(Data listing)

•••

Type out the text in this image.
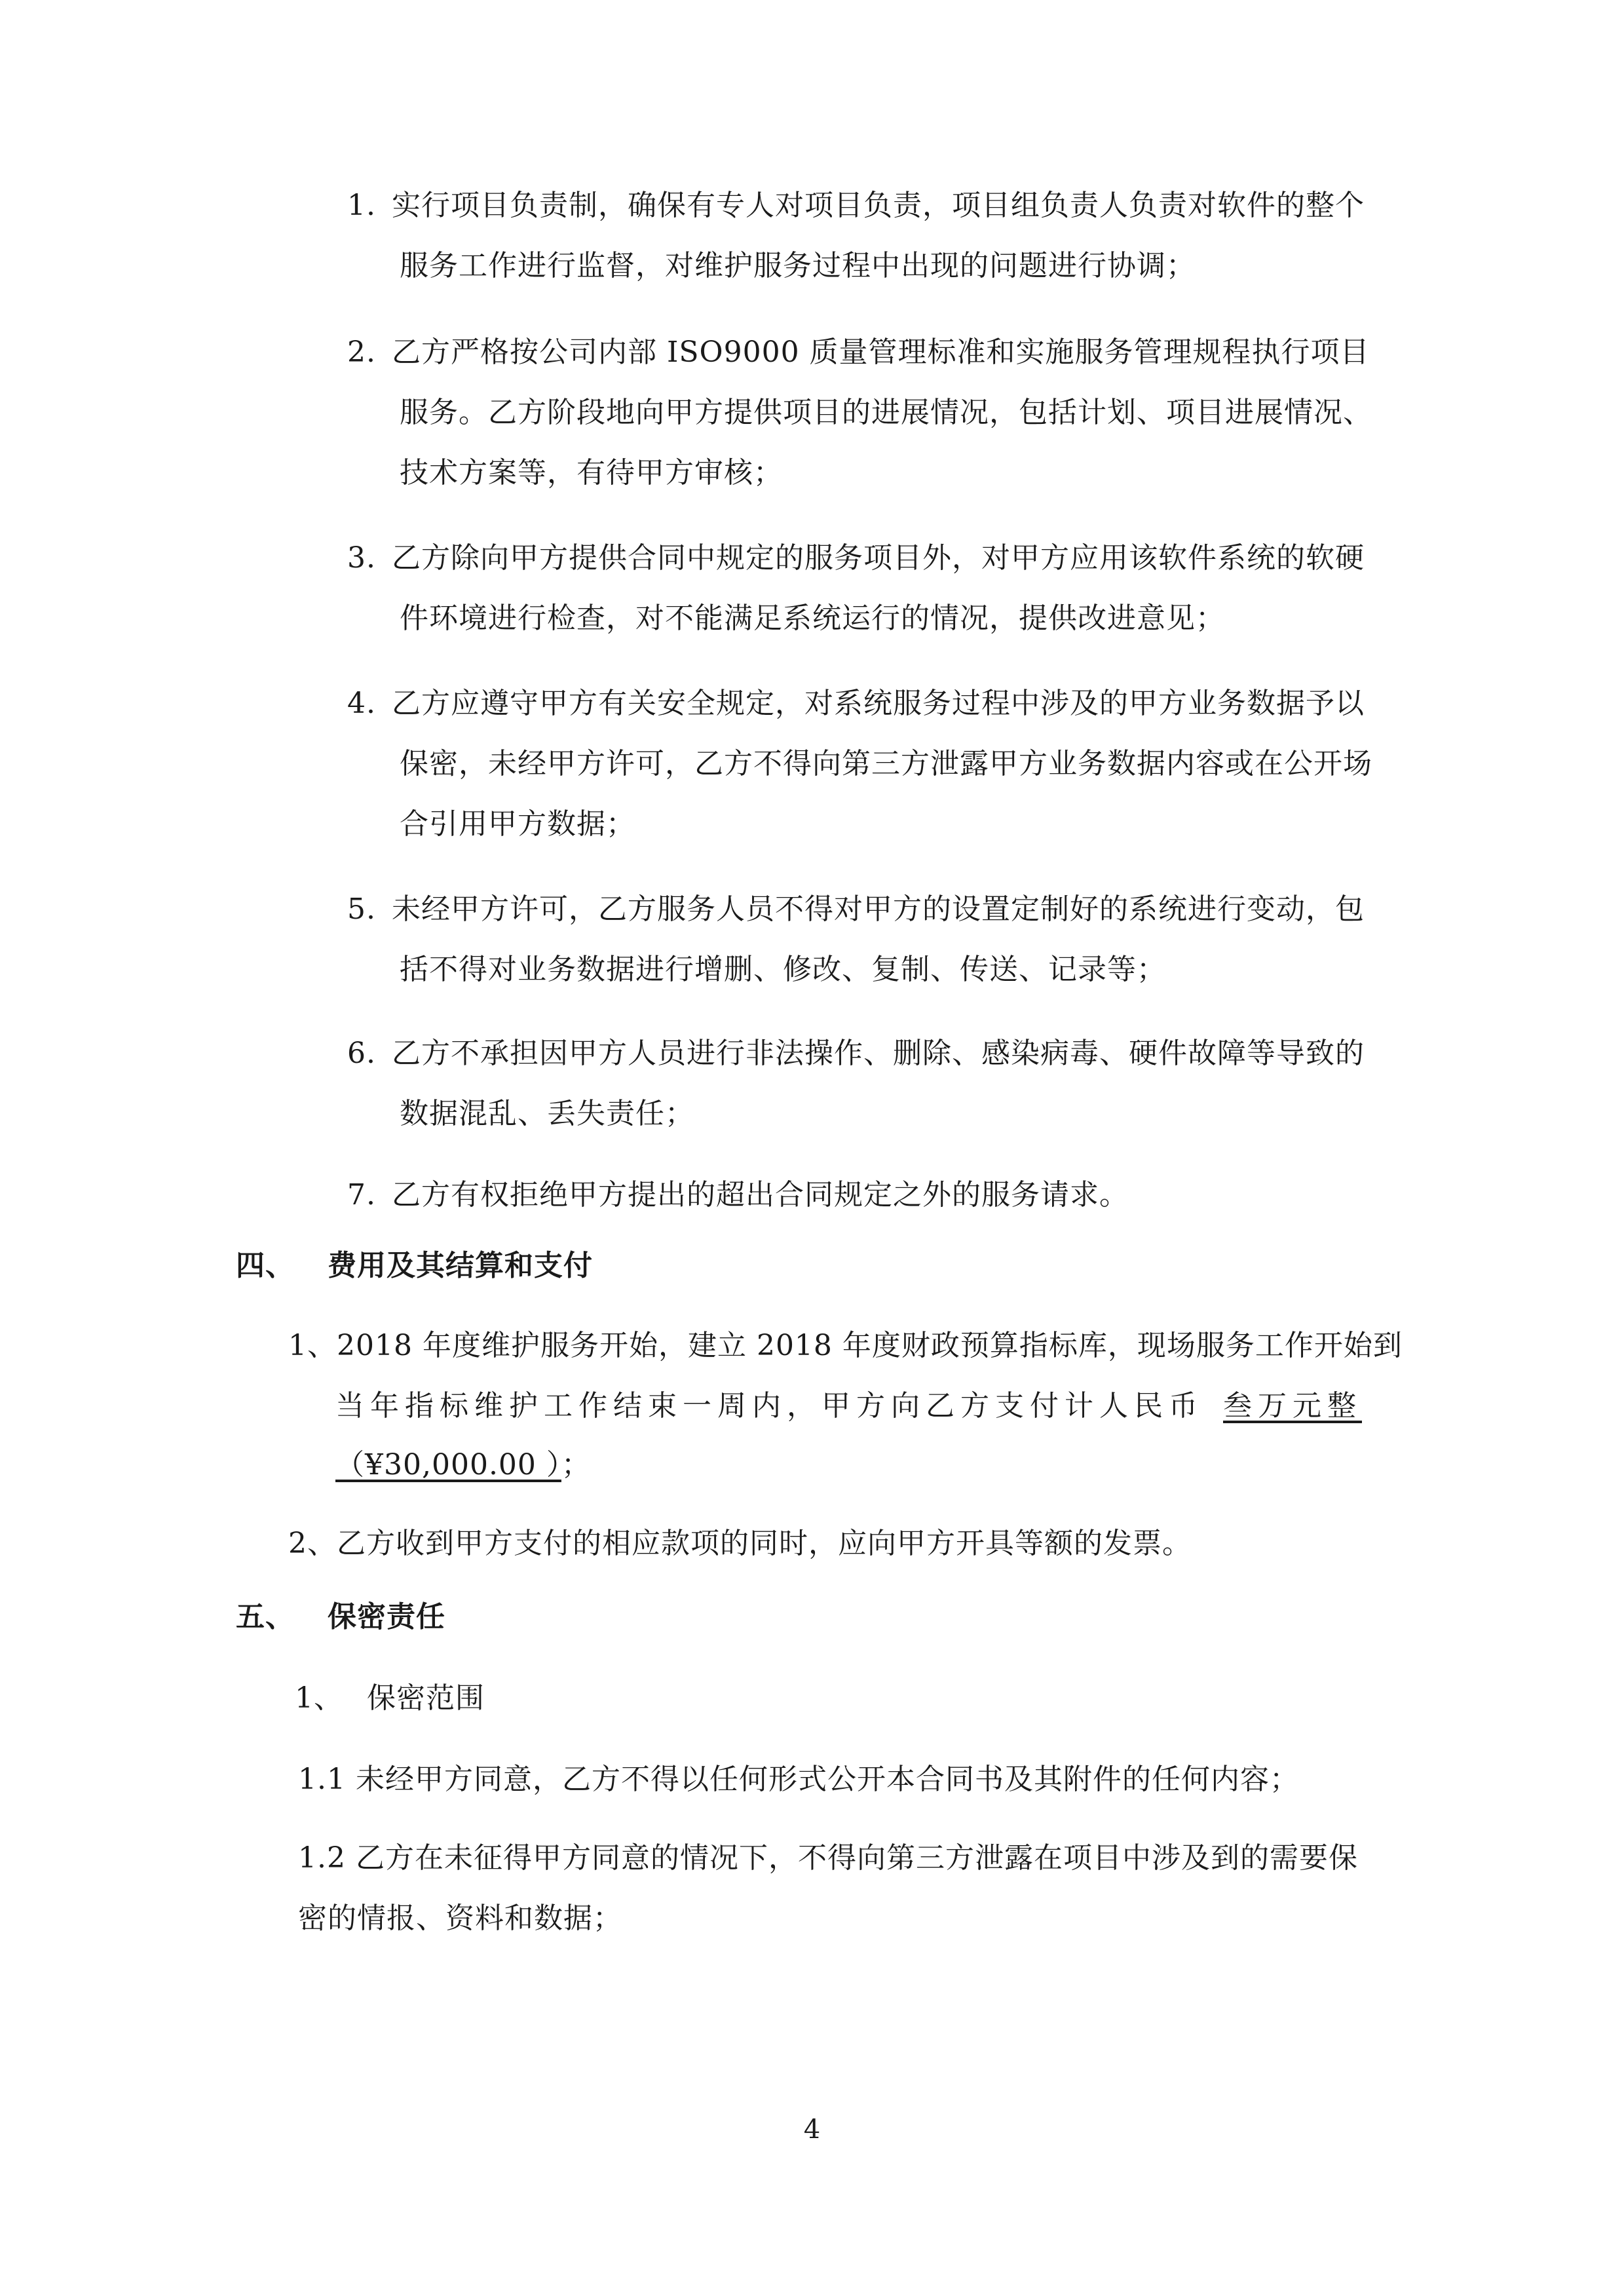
1. 实行项目负责制，确保有专人对项目负责，项目组负责人负责对软件的整个
服务工作进行监督，对维护服务过程中出现的问题进行协调；
2. 乙方严格按公司内部 ISO9000 质量管理标准和实施服务管理规程执行项目
服务。乙方阶段地向甲方提供项目的进展情况，包括计划、项目进展情况、
技术方案等，有待甲方审核；
3. 乙方除向甲方提供合同中规定的服务项目外，对甲方应用该软件系统的软硬
件环境进行检查，对不能满足系统运行的情况，提供改进意见；
4. 乙方应遵守甲方有关安全规定，对系统服务过程中涉及的甲方业务数据予以
保密，未经甲方许可，乙方不得向第三方泄露甲方业务数据内容或在公开场
合引用甲方数据；
5. 未经甲方许可，乙方服务人员不得对甲方的设置定制好的系统进行变动，包
括不得对业务数据进行增删、修改、复制、传送、记录等；
6. 乙方不承担因甲方人员进行非法操作、删除、感染病毒、硬件故障等导致的
数据混乱、丢失责任；
7. 乙方有权拒绝甲方提出的超出合同规定之外的服务请求。
四、 费用及其结算和支付
1、2018 年度维护服务开始，建立 2018 年度财政预算指标库，现场服务工作开始到
当年指标维护工作结束一周内，甲方向乙方支付计人民币 叁万元整
（¥30,000.00 ）；
2、乙方收到甲方支付的相应款项的同时，应向甲方开具等额的发票。
五、 保密责任
1、 保密范围
1.1 未经甲方同意，乙方不得以任何形式公开本合同书及其附件的任何内容；
1.2 乙方在未征得甲方同意的情况下，不得向第三方泄露在项目中涉及到的需要保
密的情报、资料和数据；
4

•••

Brief: Report how many lines of the entries hold the string "未经甲方许可". Provide the number alone.

Expected answer: 2